## REQUIRED TASK
Render every line of the entries below as a JSON list of strings, one string per line, with blank lines omitted. Leave the pictures out of the answer.

## RECORDS PROVIDED
----
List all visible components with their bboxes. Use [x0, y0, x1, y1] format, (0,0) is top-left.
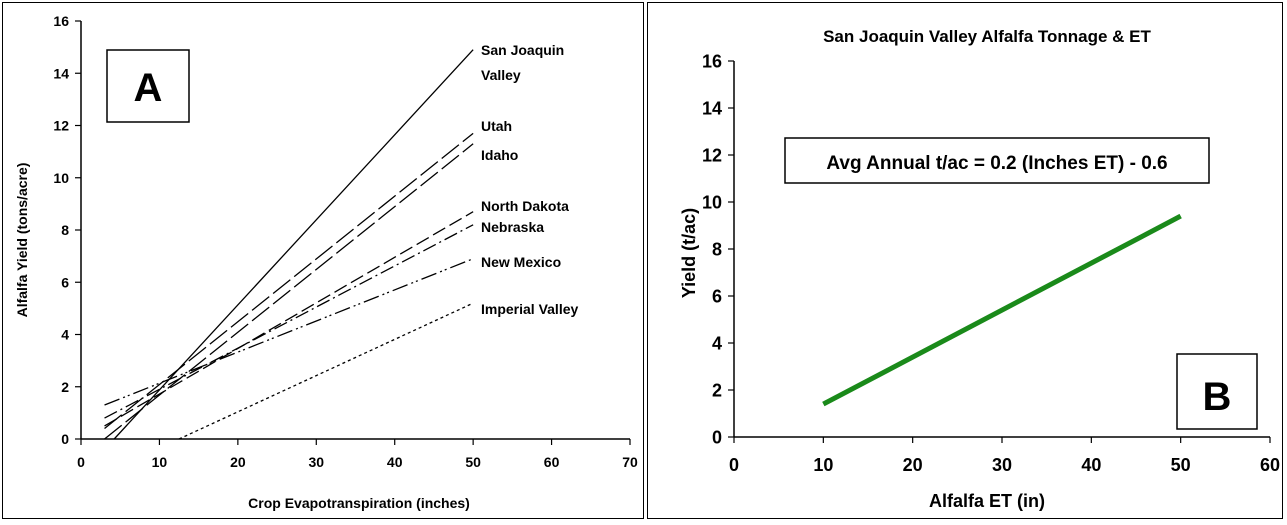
y-tick-label: 8	[61, 222, 69, 238]
y-tick-label: 8	[712, 239, 722, 259]
x-tick-label: 50	[465, 454, 481, 470]
x-tick-label: 20	[230, 454, 246, 470]
y-axis-title-b: Yield (t/ac)	[679, 208, 699, 298]
y-tick-label: 16	[702, 51, 722, 71]
series-label-idaho: Idaho	[481, 147, 518, 163]
panel-label-b: B	[1203, 375, 1232, 419]
x-axis-title-b: Alfalfa ET (in)	[929, 491, 1045, 511]
series-label-imperial-valley: Imperial Valley	[481, 301, 578, 317]
y-tick-label: 0	[61, 431, 69, 447]
panel-label-a: A	[134, 66, 163, 110]
series-line-new-mexico	[104, 258, 474, 406]
y-tick-label: 2	[712, 380, 722, 400]
panel-label-box-b	[1176, 353, 1258, 430]
series-line-north-dakota	[104, 211, 474, 427]
x-tick-label: 40	[387, 454, 403, 470]
equation-annotation: Avg Annual t/ac = 0.2 (Inches ET) - 0.6	[826, 153, 1167, 174]
y-tick-label: 10	[702, 192, 722, 212]
chart-title-b: San Joaquin Valley Alfalfa Tonnage & ET	[823, 27, 1151, 46]
x-tick-label: 10	[813, 455, 833, 475]
y-tick-label: 4	[61, 327, 69, 343]
y-tick-label: 0	[712, 427, 722, 447]
x-tick-label: 30	[308, 454, 324, 470]
y-tick-label: 16	[53, 13, 69, 29]
x-tick-label: 60	[1260, 455, 1280, 475]
y-tick-label: 4	[712, 333, 722, 353]
y-tick-label: 2	[61, 379, 69, 395]
series-line-utah	[104, 132, 474, 430]
x-axis-title-a: Crop Evapotranspiration (inches)	[248, 495, 470, 511]
series-label-new-mexico: New Mexico	[481, 254, 561, 270]
y-tick-label: 12	[53, 118, 69, 134]
series-labels-a: San Joaquin Valley Utah Idaho North Dako…	[481, 42, 578, 317]
series-label-valley: Valley	[481, 67, 521, 83]
x-tick-label: 0	[729, 455, 739, 475]
x-tick-label: 50	[1171, 455, 1191, 475]
series-label-nebraska: Nebraska	[481, 219, 544, 235]
series-line-nebraska	[104, 224, 474, 419]
y-tick-label: 12	[702, 145, 722, 165]
series-line-0	[822, 213, 1182, 407]
series-label-san-joaquin: San Joaquin	[481, 42, 564, 58]
y-tick-label: 6	[61, 274, 69, 290]
y-tick-label: 14	[53, 65, 69, 81]
series-line-san-joaquin-valley	[113, 49, 474, 440]
panel-label-box-a	[106, 49, 190, 123]
equation-box	[784, 137, 1210, 184]
y-tick-label: 14	[702, 98, 722, 118]
series-line-imperial-valley	[178, 302, 474, 440]
x-tick-label: 0	[77, 454, 85, 470]
series-line-idaho	[104, 143, 474, 440]
x-tick-label: 20	[903, 455, 923, 475]
chart-panel-a: 0 10 20 30 40 50 60 70 0 2 4 6 8 10 12 14 16 A San Joaqu…	[2, 2, 644, 519]
series-label-north-dakota: North Dakota	[481, 198, 569, 214]
chart-panel-b: San Joaquin Valley Alfalfa Tonnage & ET …	[647, 2, 1283, 519]
x-tick-label: 10	[152, 454, 168, 470]
x-tick-label: 60	[544, 454, 560, 470]
x-tick-label: 30	[992, 455, 1012, 475]
y-tick-label: 6	[712, 286, 722, 306]
y-tick-label: 10	[53, 170, 69, 186]
y-axis-title-a: Alfalfa Yield (tons/acre)	[14, 163, 30, 318]
x-tick-label: 70	[622, 454, 638, 470]
series-label-utah: Utah	[481, 118, 512, 134]
chart-a-svg: 0 10 20 30 40 50 60 70 0 2 4 6 8 10 12 14 16 A San Joaqu…	[14, 13, 638, 511]
x-tick-label: 40	[1081, 455, 1101, 475]
chart-b-svg: San Joaquin Valley Alfalfa Tonnage & ET …	[679, 27, 1280, 511]
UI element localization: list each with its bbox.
----
## CORRECT RESPONSE
[
  "List all visible components with their bboxes. Use [x0, y0, x1, y1] format, (0,0) is top-left.",
  "y-tick-label: 8\t[61, 222, 69, 238]",
  "y-tick-label: 8\t[712, 239, 722, 259]",
  "x-tick-label: 50\t[465, 454, 481, 470]",
  "x-tick-label: 20\t[230, 454, 246, 470]",
  "y-axis-title-b: Yield (t/ac)\t[679, 208, 699, 298]",
  "y-tick-label: 16\t[702, 51, 722, 71]",
  "series-label-idaho: Idaho\t[481, 147, 518, 163]",
  "panel-label-b: B\t[1203, 375, 1232, 419]",
  "x-axis-title-b: Alfalfa ET (in)\t[929, 491, 1045, 511]",
  "series-label-imperial-valley: Imperial Valley\t[481, 301, 578, 317]",
  "y-tick-label: 0\t[61, 431, 69, 447]",
  "panel-label-a: A\t[134, 66, 163, 110]",
  "series-line-new-mexico\t[104, 258, 474, 406]",
  "y-tick-label: 2\t[712, 380, 722, 400]",
  "panel-label-box-b\t[1176, 353, 1258, 430]",
  "series-line-north-dakota\t[104, 211, 474, 427]",
  "x-tick-label: 40\t[387, 454, 403, 470]",
  "equation-annotation: Avg Annual t/ac = 0.2 (Inches ET) - 0.6\t[826, 153, 1167, 174]",
  "y-tick-label: 10\t[702, 192, 722, 212]",
  "chart-title-b: San Joaquin Valley Alfalfa Tonnage & ET\t[823, 27, 1151, 46]",
  "x-tick-label: 10\t[813, 455, 833, 475]",
  "y-tick-label: 4\t[61, 327, 69, 343]",
  "y-tick-label: 0\t[712, 427, 722, 447]",
  "x-tick-label: 30\t[308, 454, 324, 470]",
  "y-tick-label: 16\t[53, 13, 69, 29]",
  "x-tick-label: 60\t[1260, 455, 1280, 475]",
  "y-tick-label: 4\t[712, 333, 722, 353]",
  "y-tick-label: 2\t[61, 379, 69, 395]",
  "series-line-utah\t[104, 132, 474, 430]",
  "x-axis-title-a: Crop Evapotranspiration (inches)\t[248, 495, 470, 511]",
  "series-label-new-mexico: New Mexico\t[481, 254, 561, 270]",
  "y-tick-label: 12\t[53, 118, 69, 134]",
  "series-labels-a: San Joaquin Valley Utah Idaho North Dako…\t[481, 42, 578, 317]",
  "series-label-valley: Valley\t[481, 67, 521, 83]",
  "x-tick-label: 0\t[729, 455, 739, 475]",
  "x-tick-label: 50\t[1171, 455, 1191, 475]",
  "series-label-nebraska: Nebraska\t[481, 219, 544, 235]",
  "series-line-nebraska\t[104, 224, 474, 419]",
  "y-tick-label: 12\t[702, 145, 722, 165]",
  "series-line-0\t[822, 213, 1182, 407]",
  "series-label-san-joaquin: San Joaquin\t[481, 42, 564, 58]",
  "y-tick-label: 6\t[61, 274, 69, 290]",
  "y-tick-label: 14\t[53, 65, 69, 81]",
  "series-line-san-joaquin-valley\t[113, 49, 474, 440]",
  "panel-label-box-a\t[106, 49, 190, 123]",
  "equation-box\t[784, 137, 1210, 184]",
  "y-tick-label: 14\t[702, 98, 722, 118]",
  "series-line-imperial-valley\t[178, 302, 474, 440]",
  "x-tick-label: 0\t[77, 454, 85, 470]",
  "series-line-idaho\t[104, 143, 474, 440]",
  "x-tick-label: 20\t[903, 455, 923, 475]",
  "chart-panel-a: 0 10 20 30 40 50 60 70 0 2 4 6 8 10 12 14 16 A San Joaqu…\t[2, 2, 644, 519]",
  "series-label-north-dakota: North Dakota\t[481, 198, 569, 214]",
  "chart-panel-b: San Joaquin Valley Alfalfa Tonnage & ET …\t[647, 2, 1283, 519]",
  "x-tick-label: 10\t[152, 454, 168, 470]",
  "x-tick-label: 60\t[544, 454, 560, 470]",
  "x-tick-label: 30\t[992, 455, 1012, 475]",
  "y-tick-label: 6\t[712, 286, 722, 306]",
  "y-tick-label: 10\t[53, 170, 69, 186]",
  "y-axis-title-a: Alfalfa Yield (tons/acre)\t[14, 163, 30, 318]",
  "x-tick-label: 70\t[622, 454, 638, 470]",
  "series-label-utah: Utah\t[481, 118, 512, 134]",
  "chart-a-svg: 0 10 20 30 40 50 60 70 0 2 4 6 8 10 12 14 16 A San Joaqu…\t[14, 13, 638, 511]",
  "x-tick-label: 40\t[1081, 455, 1101, 475]",
  "chart-b-svg: San Joaquin Valley Alfalfa Tonnage & ET …\t[679, 27, 1280, 511]",
  "UI element localization: list each with its bbox."
]